Task statement :: Omit all pictures and give the records below again exactly as written.

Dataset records
══════════
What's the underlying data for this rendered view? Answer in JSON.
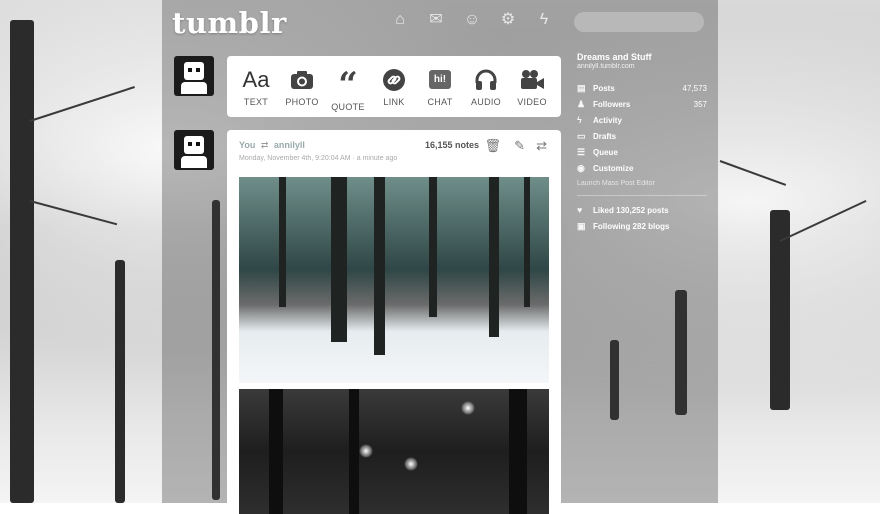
{
  "brand": "tumblr",
  "search": {
    "placeholder": ""
  },
  "top_icons": [
    "home-icon",
    "mail-icon",
    "user-icon",
    "gear-icon",
    "lightning-icon"
  ],
  "post_types": [
    {
      "label": "TEXT",
      "icon": "text-icon",
      "glyph": "Aa"
    },
    {
      "label": "PHOTO",
      "icon": "camera-icon",
      "glyph": "📷"
    },
    {
      "label": "QUOTE",
      "icon": "quote-icon",
      "glyph": "❝"
    },
    {
      "label": "LINK",
      "icon": "link-icon",
      "glyph": "🔗"
    },
    {
      "label": "CHAT",
      "icon": "chat-icon",
      "glyph": "hi!"
    },
    {
      "label": "AUDIO",
      "icon": "headphones-icon",
      "glyph": "🎧"
    },
    {
      "label": "VIDEO",
      "icon": "video-camera-icon",
      "glyph": "🎥"
    }
  ],
  "post": {
    "author": "You",
    "reblog_from": "annilyll",
    "notes": "16,155 notes",
    "date": "Monday, November 4th, 9:20:04 AM · a minute ago"
  },
  "sidebar": {
    "blog_title": "Dreams and Stuff",
    "blog_url": "annilyll.tumblr.com",
    "items": [
      {
        "label": "Posts",
        "count": "47,573",
        "icon": "posts-icon"
      },
      {
        "label": "Followers",
        "count": "357",
        "icon": "followers-icon"
      },
      {
        "label": "Activity",
        "count": "",
        "icon": "activity-icon"
      },
      {
        "label": "Drafts",
        "count": "",
        "icon": "drafts-icon"
      },
      {
        "label": "Queue",
        "count": "",
        "icon": "queue-icon"
      },
      {
        "label": "Customize",
        "count": "",
        "icon": "eye-icon"
      }
    ],
    "hint": "Launch Mass Post Editor",
    "liked": "Liked 130,252 posts",
    "following": "Following 282 blogs"
  }
}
══════════
Task result ::
What's the underlying data for this rendered view? Answer in JSON.
{
  "brand": "tumblr",
  "search": {
    "placeholder": ""
  },
  "top_icons": [
    "home-icon",
    "mail-icon",
    "user-icon",
    "gear-icon",
    "lightning-icon"
  ],
  "post_types": [
    {
      "label": "TEXT",
      "icon": "text-icon",
      "glyph": "Aa"
    },
    {
      "label": "PHOTO",
      "icon": "camera-icon",
      "glyph": "📷"
    },
    {
      "label": "QUOTE",
      "icon": "quote-icon",
      "glyph": "❝"
    },
    {
      "label": "LINK",
      "icon": "link-icon",
      "glyph": "🔗"
    },
    {
      "label": "CHAT",
      "icon": "chat-icon",
      "glyph": "hi!"
    },
    {
      "label": "AUDIO",
      "icon": "headphones-icon",
      "glyph": "🎧"
    },
    {
      "label": "VIDEO",
      "icon": "video-camera-icon",
      "glyph": "🎥"
    }
  ],
  "post": {
    "author": "You",
    "reblog_from": "annilyll",
    "notes": "16,155 notes",
    "date": "Monday, November 4th, 9:20:04 AM · a minute ago"
  },
  "sidebar": {
    "blog_title": "Dreams and Stuff",
    "blog_url": "annilyll.tumblr.com",
    "items": [
      {
        "label": "Posts",
        "count": "47,573",
        "icon": "posts-icon"
      },
      {
        "label": "Followers",
        "count": "357",
        "icon": "followers-icon"
      },
      {
        "label": "Activity",
        "count": "",
        "icon": "activity-icon"
      },
      {
        "label": "Drafts",
        "count": "",
        "icon": "drafts-icon"
      },
      {
        "label": "Queue",
        "count": "",
        "icon": "queue-icon"
      },
      {
        "label": "Customize",
        "count": "",
        "icon": "eye-icon"
      }
    ],
    "hint": "Launch Mass Post Editor",
    "liked": "Liked 130,252 posts",
    "following": "Following 282 blogs"
  }
}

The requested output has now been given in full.